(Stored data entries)
▼▼▼

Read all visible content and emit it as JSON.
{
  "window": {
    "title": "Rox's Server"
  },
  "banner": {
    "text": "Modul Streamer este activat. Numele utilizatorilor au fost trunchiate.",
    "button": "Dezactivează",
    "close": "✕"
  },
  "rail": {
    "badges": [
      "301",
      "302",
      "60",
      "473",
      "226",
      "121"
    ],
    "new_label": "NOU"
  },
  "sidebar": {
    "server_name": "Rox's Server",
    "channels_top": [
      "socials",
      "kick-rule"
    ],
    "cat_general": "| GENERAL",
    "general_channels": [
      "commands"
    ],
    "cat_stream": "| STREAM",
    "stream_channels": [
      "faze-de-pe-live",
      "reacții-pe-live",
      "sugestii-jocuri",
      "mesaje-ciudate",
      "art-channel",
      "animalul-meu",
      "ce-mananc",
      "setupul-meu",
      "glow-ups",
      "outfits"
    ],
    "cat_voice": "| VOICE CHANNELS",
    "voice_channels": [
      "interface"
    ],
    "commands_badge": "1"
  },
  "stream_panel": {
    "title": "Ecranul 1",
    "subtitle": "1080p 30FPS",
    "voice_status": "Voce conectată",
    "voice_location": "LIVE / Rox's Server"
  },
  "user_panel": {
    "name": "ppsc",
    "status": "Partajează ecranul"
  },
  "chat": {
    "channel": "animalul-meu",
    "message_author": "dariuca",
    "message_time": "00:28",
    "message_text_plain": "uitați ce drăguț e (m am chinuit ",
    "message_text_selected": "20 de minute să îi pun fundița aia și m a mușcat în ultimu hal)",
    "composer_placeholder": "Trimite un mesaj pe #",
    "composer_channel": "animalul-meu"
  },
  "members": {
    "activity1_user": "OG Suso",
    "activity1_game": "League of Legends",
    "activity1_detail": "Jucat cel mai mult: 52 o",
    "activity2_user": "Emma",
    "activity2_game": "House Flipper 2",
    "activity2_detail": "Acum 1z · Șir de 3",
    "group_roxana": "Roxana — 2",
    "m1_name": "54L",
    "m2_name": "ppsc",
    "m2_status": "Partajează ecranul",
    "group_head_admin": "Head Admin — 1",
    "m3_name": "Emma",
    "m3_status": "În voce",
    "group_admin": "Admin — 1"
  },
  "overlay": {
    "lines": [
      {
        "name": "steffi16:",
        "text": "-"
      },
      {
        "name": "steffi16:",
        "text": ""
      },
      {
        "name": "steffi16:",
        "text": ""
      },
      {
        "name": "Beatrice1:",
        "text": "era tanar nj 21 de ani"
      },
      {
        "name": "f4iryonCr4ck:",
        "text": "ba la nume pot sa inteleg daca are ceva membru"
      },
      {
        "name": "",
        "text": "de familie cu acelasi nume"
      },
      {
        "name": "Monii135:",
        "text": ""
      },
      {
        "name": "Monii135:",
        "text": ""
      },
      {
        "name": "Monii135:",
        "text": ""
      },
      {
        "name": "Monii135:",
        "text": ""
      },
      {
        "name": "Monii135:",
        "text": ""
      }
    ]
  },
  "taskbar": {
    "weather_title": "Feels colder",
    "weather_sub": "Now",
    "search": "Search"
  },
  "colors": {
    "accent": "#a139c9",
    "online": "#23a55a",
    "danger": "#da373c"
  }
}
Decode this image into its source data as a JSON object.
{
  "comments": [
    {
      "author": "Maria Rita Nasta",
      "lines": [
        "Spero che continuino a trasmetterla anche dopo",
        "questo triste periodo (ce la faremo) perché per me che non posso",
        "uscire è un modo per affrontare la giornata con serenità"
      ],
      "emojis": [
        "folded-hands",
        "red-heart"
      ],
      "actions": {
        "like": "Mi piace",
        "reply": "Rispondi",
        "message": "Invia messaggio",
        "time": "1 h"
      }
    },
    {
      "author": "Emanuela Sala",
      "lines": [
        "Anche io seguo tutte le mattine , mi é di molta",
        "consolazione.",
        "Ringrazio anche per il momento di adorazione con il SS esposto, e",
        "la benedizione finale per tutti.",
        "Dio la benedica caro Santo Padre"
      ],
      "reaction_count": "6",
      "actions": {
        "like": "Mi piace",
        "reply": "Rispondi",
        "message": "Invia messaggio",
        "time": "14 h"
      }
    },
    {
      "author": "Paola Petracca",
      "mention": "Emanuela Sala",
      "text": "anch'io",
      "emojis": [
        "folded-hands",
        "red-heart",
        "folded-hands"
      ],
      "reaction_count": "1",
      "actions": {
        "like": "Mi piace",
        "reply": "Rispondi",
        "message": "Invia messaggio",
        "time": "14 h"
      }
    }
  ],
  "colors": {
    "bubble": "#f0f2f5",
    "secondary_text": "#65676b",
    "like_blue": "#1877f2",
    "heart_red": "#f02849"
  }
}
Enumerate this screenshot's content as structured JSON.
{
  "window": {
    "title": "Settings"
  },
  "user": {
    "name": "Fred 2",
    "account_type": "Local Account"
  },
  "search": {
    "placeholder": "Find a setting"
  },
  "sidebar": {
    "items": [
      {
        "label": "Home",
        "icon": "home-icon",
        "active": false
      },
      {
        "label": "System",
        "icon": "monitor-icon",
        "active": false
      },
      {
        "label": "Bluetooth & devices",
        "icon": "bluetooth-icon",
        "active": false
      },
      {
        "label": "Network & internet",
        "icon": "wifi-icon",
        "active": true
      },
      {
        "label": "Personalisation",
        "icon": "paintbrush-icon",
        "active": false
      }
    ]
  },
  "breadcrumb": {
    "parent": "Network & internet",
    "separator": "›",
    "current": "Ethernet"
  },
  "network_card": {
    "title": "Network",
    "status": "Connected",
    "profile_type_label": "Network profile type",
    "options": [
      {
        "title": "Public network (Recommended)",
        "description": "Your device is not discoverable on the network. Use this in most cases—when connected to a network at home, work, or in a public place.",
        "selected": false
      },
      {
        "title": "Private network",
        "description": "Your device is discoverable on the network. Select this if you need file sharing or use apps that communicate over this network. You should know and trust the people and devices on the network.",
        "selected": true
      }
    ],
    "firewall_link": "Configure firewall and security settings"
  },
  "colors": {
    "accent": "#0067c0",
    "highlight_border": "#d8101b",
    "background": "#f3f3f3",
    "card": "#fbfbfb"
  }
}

▲▲▲

Instruction: Extract all of the data exactly as written.

Exercise output:
Read all visible content and emit it as JSON.
{
  "window": {
    "title": "Rox's Server"
  },
  "banner": {
    "text": "Modul Streamer este activat. Numele utilizatorilor au fost trunchiate.",
    "button": "Dezactivează",
    "close": "✕"
  },
  "rail": {
    "badges": [
      "301",
      "302",
      "60",
      "473",
      "226",
      "121"
    ],
    "new_label": "NOU"
  },
  "sidebar": {
    "server_name": "Rox's Server",
    "channels_top": [
      "socials",
      "kick-rule"
    ],
    "cat_general": "| GENERAL",
    "general_channels": [
      "commands"
    ],
    "cat_stream": "| STREAM",
    "stream_channels": [
      "faze-de-pe-live",
      "reacții-pe-live",
      "sugestii-jocuri",
      "mesaje-ciudate",
      "art-channel",
      "animalul-meu",
      "ce-mananc",
      "setupul-meu",
      "glow-ups",
      "outfits"
    ],
    "cat_voice": "| VOICE CHANNELS",
    "voice_channels": [
      "interface"
    ],
    "commands_badge": "1"
  },
  "stream_panel": {
    "title": "Ecranul 1",
    "subtitle": "1080p 30FPS",
    "voice_status": "Voce conectată",
    "voice_location": "LIVE / Rox's Server"
  },
  "user_panel": {
    "name": "ppsc",
    "status": "Partajează ecranul"
  },
  "chat": {
    "channel": "animalul-meu",
    "message_author": "dariuca",
    "message_time": "00:28",
    "message_text_plain": "uitați ce drăguț e (m am chinuit ",
    "message_text_selected": "20 de minute să îi pun fundița aia și m a mușcat în ultimu hal)",
    "composer_placeholder": "Trimite un mesaj pe #",
    "composer_channel": "animalul-meu"
  },
  "members": {
    "activity1_user": "OG Suso",
    "activity1_game": "League of Legends",
    "activity1_detail": "Jucat cel mai mult: 52 o",
    "activity2_user": "Emma",
    "activity2_game": "House Flipper 2",
    "activity2_detail": "Acum 1z · Șir de 3",
    "group_roxana": "Roxana — 2",
    "m1_name": "54L",
    "m2_name": "ppsc",
    "m2_status": "Partajează ecranul",
    "group_head_admin": "Head Admin — 1",
    "m3_name": "Emma",
    "m3_status": "În voce",
    "group_admin": "Admin — 1"
  },
  "overlay": {
    "lines": [
      {
        "name": "steffi16:",
        "text": "-"
      },
      {
        "name": "steffi16:",
        "text": ""
      },
      {
        "name": "steffi16:",
        "text": ""
      },
      {
        "name": "Beatrice1:",
        "text": "era tanar nj 21 de ani"
      },
      {
        "name": "f4iryonCr4ck:",
        "text": "ba la nume pot sa inteleg daca are ceva membru"
      },
      {
        "name": "",
        "text": "de familie cu acelasi nume"
      },
      {
        "name": "Monii135:",
        "text": ""
      },
      {
        "name": "Monii135:",
        "text": ""
      },
      {
        "name": "Monii135:",
        "text": ""
      },
      {
        "name": "Monii135:",
        "text": ""
      },
      {
        "name": "Monii135:",
        "text": ""
      }
    ]
  },
  "taskbar": {
    "weather_title": "Feels colder",
    "weather_sub": "Now",
    "search": "Search"
  },
  "colors": {
    "accent": "#a139c9",
    "online": "#23a55a",
    "danger": "#da373c"
  }
}
Decode this image into its source data as a JSON object.
{
  "comments": [
    {
      "author": "Maria Rita Nasta",
      "lines": [
        "Spero che continuino a trasmetterla anche dopo",
        "questo triste periodo (ce la faremo) perché per me che non posso",
        "uscire è un modo per affrontare la giornata con serenità"
      ],
      "emojis": [
        "folded-hands",
        "red-heart"
      ],
      "actions": {
        "like": "Mi piace",
        "reply": "Rispondi",
        "message": "Invia messaggio",
        "time": "1 h"
      }
    },
    {
      "author": "Emanuela Sala",
      "lines": [
        "Anche io seguo tutte le mattine , mi é di molta",
        "consolazione.",
        "Ringrazio anche per il momento di adorazione con il SS esposto, e",
        "la benedizione finale per tutti.",
        "Dio la benedica caro Santo Padre"
      ],
      "reaction_count": "6",
      "actions": {
        "like": "Mi piace",
        "reply": "Rispondi",
        "message": "Invia messaggio",
        "time": "14 h"
      }
    },
    {
      "author": "Paola Petracca",
      "mention": "Emanuela Sala",
      "text": "anch'io",
      "emojis": [
        "folded-hands",
        "red-heart",
        "folded-hands"
      ],
      "reaction_count": "1",
      "actions": {
        "like": "Mi piace",
        "reply": "Rispondi",
        "message": "Invia messaggio",
        "time": "14 h"
      }
    }
  ],
  "colors": {
    "bubble": "#f0f2f5",
    "secondary_text": "#65676b",
    "like_blue": "#1877f2",
    "heart_red": "#f02849"
  }
}
Enumerate this screenshot's content as structured JSON.
{
  "window": {
    "title": "Settings"
  },
  "user": {
    "name": "Fred 2",
    "account_type": "Local Account"
  },
  "search": {
    "placeholder": "Find a setting"
  },
  "sidebar": {
    "items": [
      {
        "label": "Home",
        "icon": "home-icon",
        "active": false
      },
      {
        "label": "System",
        "icon": "monitor-icon",
        "active": false
      },
      {
        "label": "Bluetooth & devices",
        "icon": "bluetooth-icon",
        "active": false
      },
      {
        "label": "Network & internet",
        "icon": "wifi-icon",
        "active": true
      },
      {
        "label": "Personalisation",
        "icon": "paintbrush-icon",
        "active": false
      }
    ]
  },
  "breadcrumb": {
    "parent": "Network & internet",
    "separator": "›",
    "current": "Ethernet"
  },
  "network_card": {
    "title": "Network",
    "status": "Connected",
    "profile_type_label": "Network profile type",
    "options": [
      {
        "title": "Public network (Recommended)",
        "description": "Your device is not discoverable on the network. Use this in most cases—when connected to a network at home, work, or in a public place.",
        "selected": false
      },
      {
        "title": "Private network",
        "description": "Your device is discoverable on the network. Select this if you need file sharing or use apps that communicate over this network. You should know and trust the people and devices on the network.",
        "selected": true
      }
    ],
    "firewall_link": "Configure firewall and security settings"
  },
  "colors": {
    "accent": "#0067c0",
    "highlight_border": "#d8101b",
    "background": "#f3f3f3",
    "card": "#fbfbfb"
  }
}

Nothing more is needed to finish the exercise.